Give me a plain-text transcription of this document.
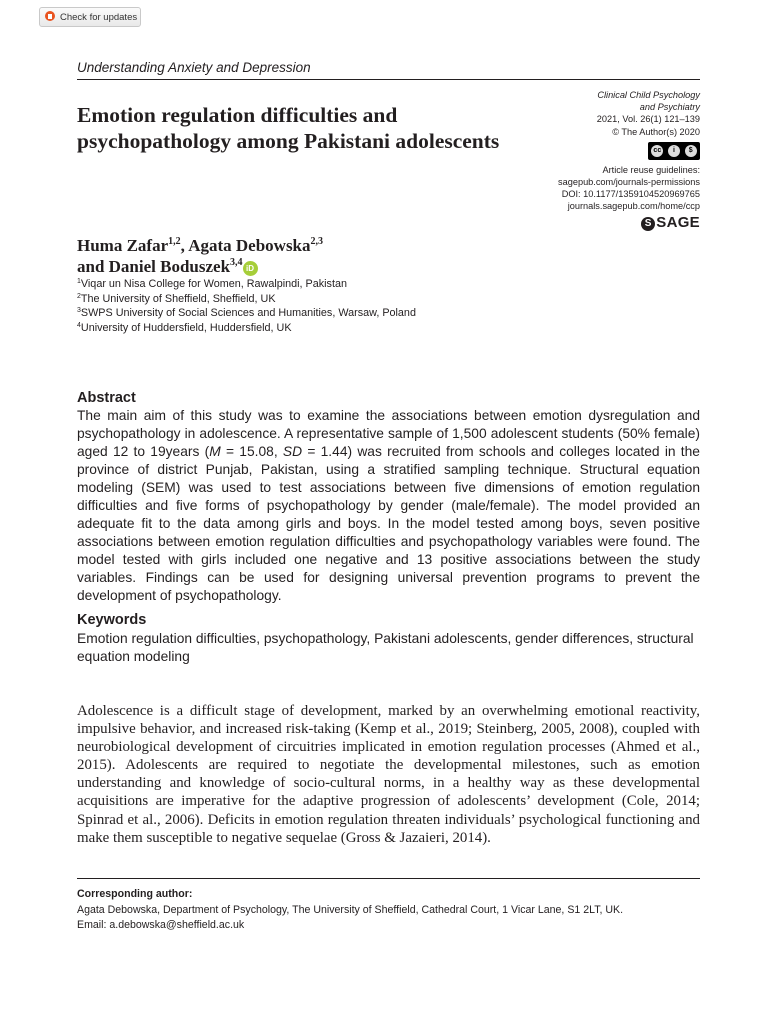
Check for updates
Understanding Anxiety and Depression
Emotion regulation difficulties and psychopathology among Pakistani adolescents
Clinical Child Psychology
and Psychiatry
2021, Vol. 26(1) 121–139
© The Author(s) 2020
cc	i	$
Article reuse guidelines:
sagepub.com/journals-permissions
DOI: 10.1177/1359104520969765
journals.sagepub.com/home/ccp
S SAGE
Huma Zafar$^{1,2}$, Agata Debowska$^{2,3}$
and Daniel Boduszek$^{3,4}$iD
$^1$Viqar un Nisa College for Women, Rawalpindi, Pakistan
$^2$The University of Sheffield, Sheffield, UK
$^3$SWPS University of Social Sciences and Humanities, Warsaw, Poland
$^4$University of Huddersfield, Huddersfield, UK
Abstract

The main aim of this study was to examine the associations between emotion dysregulation and psychopathology in adolescence. A representative sample of 1,500 adolescent students (50% female) aged 12 to 19years (M = 15.08, SD = 1.44) was recruited from schools and colleges located in the province of district Punjab, Pakistan, using a stratified sampling technique. Structural equation modeling (SEM) was used to test associations between five dimensions of emotion regulation difficulties and five forms of psychopathology by gender (male/female). The model provided an adequate fit to the data among girls and boys. In the model tested among boys, seven positive associations between emotion regulation difficulties and psychopathology variables were found. The model tested with girls included one negative and 13 positive associations between the study variables. Findings can be used for designing universal prevention programs to prevent the development of psychopathology.

Keywords

Emotion regulation difficulties, psychopathology, Pakistani adolescents, gender differences, structural equation modeling

Adolescence is a difficult stage of development, marked by an overwhelming emotional reactivity, impulsive behavior, and increased risk-taking (Kemp et al., 2019; Steinberg, 2005, 2008), coupled with neurobiological development of circuitries implicated in emotion regulation processes (Ahmed et al., 2015). Adolescents are required to negotiate the developmental milestones, such as emotion understanding and knowledge of socio-cultural norms, in a healthy way as these developmental acquisitions are imperative for the adaptive progression of adolescents’ development (Cole, 2014; Spinrad et al., 2006). Deficits in emotion regulation threaten individuals’ psychological functioning and make them susceptible to negative sequelae (Gross & Jazaieri, 2014).

Corresponding author:
Agata Debowska, Department of Psychology, The University of Sheffield, Cathedral Court, 1 Vicar Lane, S1 2LT, UK.
Email: a.debowska@sheffield.ac.uk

■ ■ ■ ■

The required output is the number of lines containing the word "Pakistani", and nothing besides.

2